Omit every picture and output the rest of the records exactly as they are.

Saved data entries:
====================

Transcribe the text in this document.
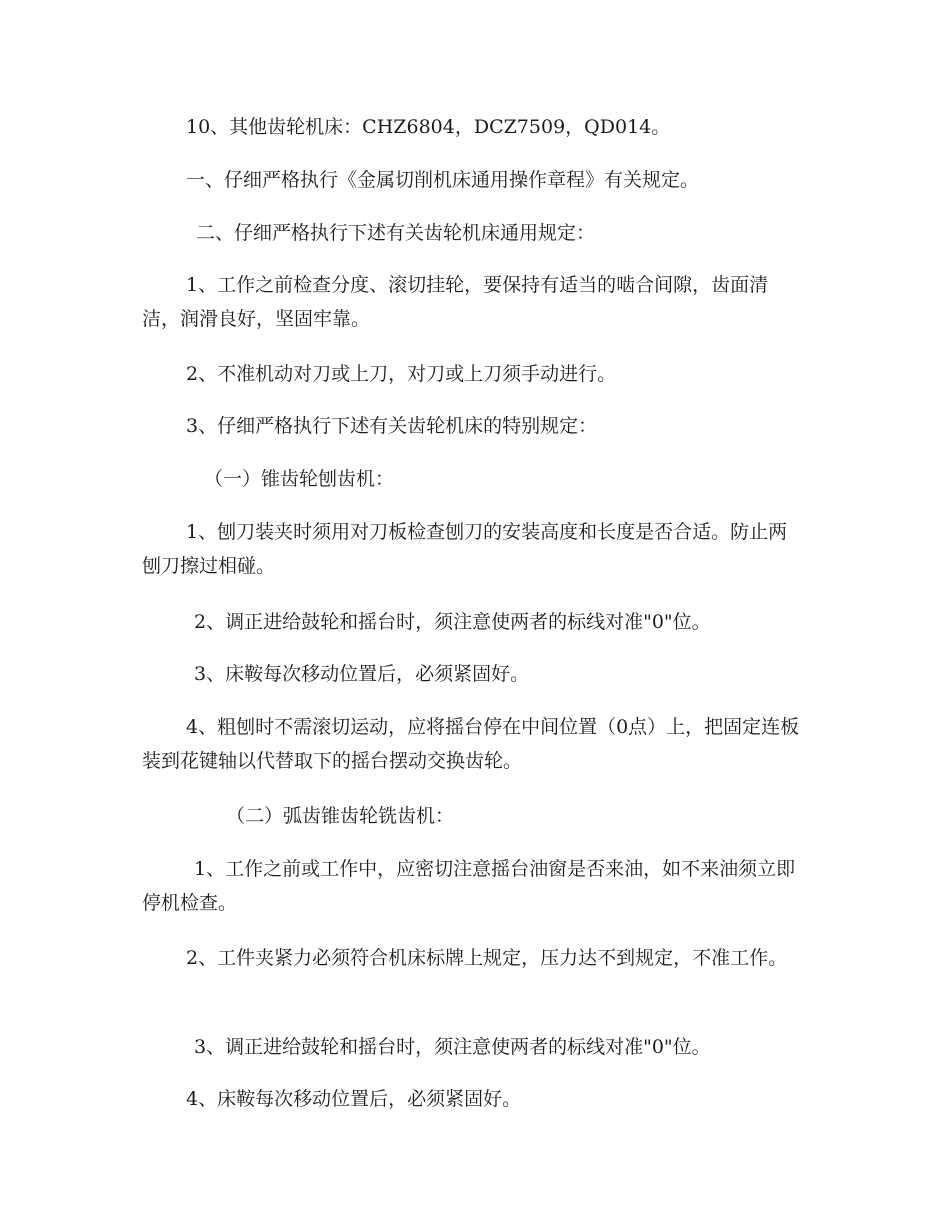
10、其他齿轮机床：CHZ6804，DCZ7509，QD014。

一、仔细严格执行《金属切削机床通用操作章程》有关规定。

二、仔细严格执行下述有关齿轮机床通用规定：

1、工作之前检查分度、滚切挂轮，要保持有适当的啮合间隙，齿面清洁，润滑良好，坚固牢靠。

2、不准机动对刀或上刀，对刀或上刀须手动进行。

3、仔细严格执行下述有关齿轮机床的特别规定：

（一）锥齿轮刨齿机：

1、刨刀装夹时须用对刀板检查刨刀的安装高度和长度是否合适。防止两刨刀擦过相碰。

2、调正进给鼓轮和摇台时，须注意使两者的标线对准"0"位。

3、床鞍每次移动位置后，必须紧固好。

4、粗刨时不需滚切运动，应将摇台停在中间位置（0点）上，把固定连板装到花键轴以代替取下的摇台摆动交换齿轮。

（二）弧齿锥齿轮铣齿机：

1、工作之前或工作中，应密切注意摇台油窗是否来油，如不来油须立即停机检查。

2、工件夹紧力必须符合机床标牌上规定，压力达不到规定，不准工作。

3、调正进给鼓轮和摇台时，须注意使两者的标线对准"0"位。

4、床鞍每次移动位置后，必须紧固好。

====================

* [COMPLETE RESPONSE]
Transcribe the text in this document.
10、其他齿轮机床：CHZ6804，DCZ7509，QD014。

一、仔细严格执行《金属切削机床通用操作章程》有关规定。

二、仔细严格执行下述有关齿轮机床通用规定：

1、工作之前检查分度、滚切挂轮，要保持有适当的啮合间隙，齿面清洁，润滑良好，坚固牢靠。

2、不准机动对刀或上刀，对刀或上刀须手动进行。

3、仔细严格执行下述有关齿轮机床的特别规定：

（一）锥齿轮刨齿机：

1、刨刀装夹时须用对刀板检查刨刀的安装高度和长度是否合适。防止两刨刀擦过相碰。

2、调正进给鼓轮和摇台时，须注意使两者的标线对准"0"位。

3、床鞍每次移动位置后，必须紧固好。

4、粗刨时不需滚切运动，应将摇台停在中间位置（0点）上，把固定连板装到花键轴以代替取下的摇台摆动交换齿轮。

（二）弧齿锥齿轮铣齿机：

1、工作之前或工作中，应密切注意摇台油窗是否来油，如不来油须立即停机检查。

2、工件夹紧力必须符合机床标牌上规定，压力达不到规定，不准工作。

3、调正进给鼓轮和摇台时，须注意使两者的标线对准"0"位。

4、床鞍每次移动位置后，必须紧固好。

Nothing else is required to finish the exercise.